[Data entries for graphics]
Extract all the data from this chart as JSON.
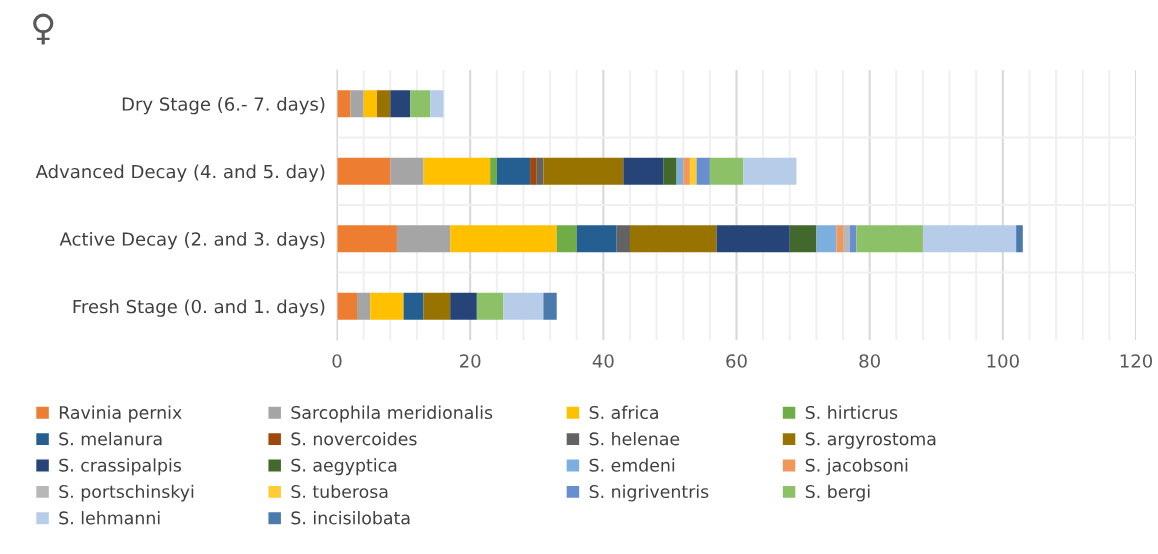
{
  "chart_data": {
    "type": "bar",
    "orientation": "horizontal",
    "stacked": true,
    "title": "♀",
    "categories": [
      "Dry Stage (6.- 7. days)",
      "Advanced Decay (4. and 5. day)",
      "Active Decay (2. and 3. days)",
      "Fresh Stage (0. and 1. days)"
    ],
    "series": [
      {
        "name": "Ravinia pernix",
        "color": "#ed7d31",
        "values": [
          2,
          8,
          9,
          3
        ]
      },
      {
        "name": "Sarcophila meridionalis",
        "color": "#a5a5a5",
        "values": [
          2,
          5,
          8,
          2
        ]
      },
      {
        "name": "S. africa",
        "color": "#ffc000",
        "values": [
          2,
          10,
          16,
          5
        ]
      },
      {
        "name": "S. hirticrus",
        "color": "#70ad47",
        "values": [
          0,
          1,
          3,
          0
        ]
      },
      {
        "name": "S. melanura",
        "color": "#255e91",
        "values": [
          0,
          5,
          6,
          3
        ]
      },
      {
        "name": "S. novercoides",
        "color": "#9e480e",
        "values": [
          0,
          1,
          0,
          0
        ]
      },
      {
        "name": "S. helenae",
        "color": "#636363",
        "values": [
          0,
          1,
          2,
          0
        ]
      },
      {
        "name": "S. argyrostoma",
        "color": "#997300",
        "values": [
          2,
          12,
          13,
          4
        ]
      },
      {
        "name": "S. crassipalpis",
        "color": "#264478",
        "values": [
          3,
          6,
          11,
          4
        ]
      },
      {
        "name": "S. aegyptica",
        "color": "#43682b",
        "values": [
          0,
          2,
          4,
          0
        ]
      },
      {
        "name": "S. emdeni",
        "color": "#7cafdd",
        "values": [
          0,
          1,
          3,
          0
        ]
      },
      {
        "name": "S. jacobsoni",
        "color": "#f1975a",
        "values": [
          0,
          1,
          1,
          0
        ]
      },
      {
        "name": "S. portschinskyi",
        "color": "#b7b7b7",
        "values": [
          0,
          0,
          1,
          0
        ]
      },
      {
        "name": "S. tuberosa",
        "color": "#ffcd33",
        "values": [
          0,
          1,
          0,
          0
        ]
      },
      {
        "name": "S. nigriventris",
        "color": "#698ed0",
        "values": [
          0,
          2,
          1,
          0
        ]
      },
      {
        "name": "S. bergi",
        "color": "#8cc168",
        "values": [
          3,
          5,
          10,
          4
        ]
      },
      {
        "name": "S. lehmanni",
        "color": "#b7cce8",
        "values": [
          2,
          8,
          14,
          6
        ]
      },
      {
        "name": "S. incisilobata",
        "color": "#4a7bac",
        "values": [
          0,
          0,
          1,
          2
        ]
      }
    ],
    "xlim": [
      0,
      120
    ],
    "xticks": [
      0,
      20,
      40,
      60,
      80,
      100,
      120
    ],
    "grid": true,
    "legend": "bottom"
  }
}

# WHAT THE TASK REQUIRES
Show every line that contains the word "Stage".

# ANSWER TO THE PROBLEM
      "Dry Stage (6.- 7. days)",
      "Fresh Stage (0. and 1. days)"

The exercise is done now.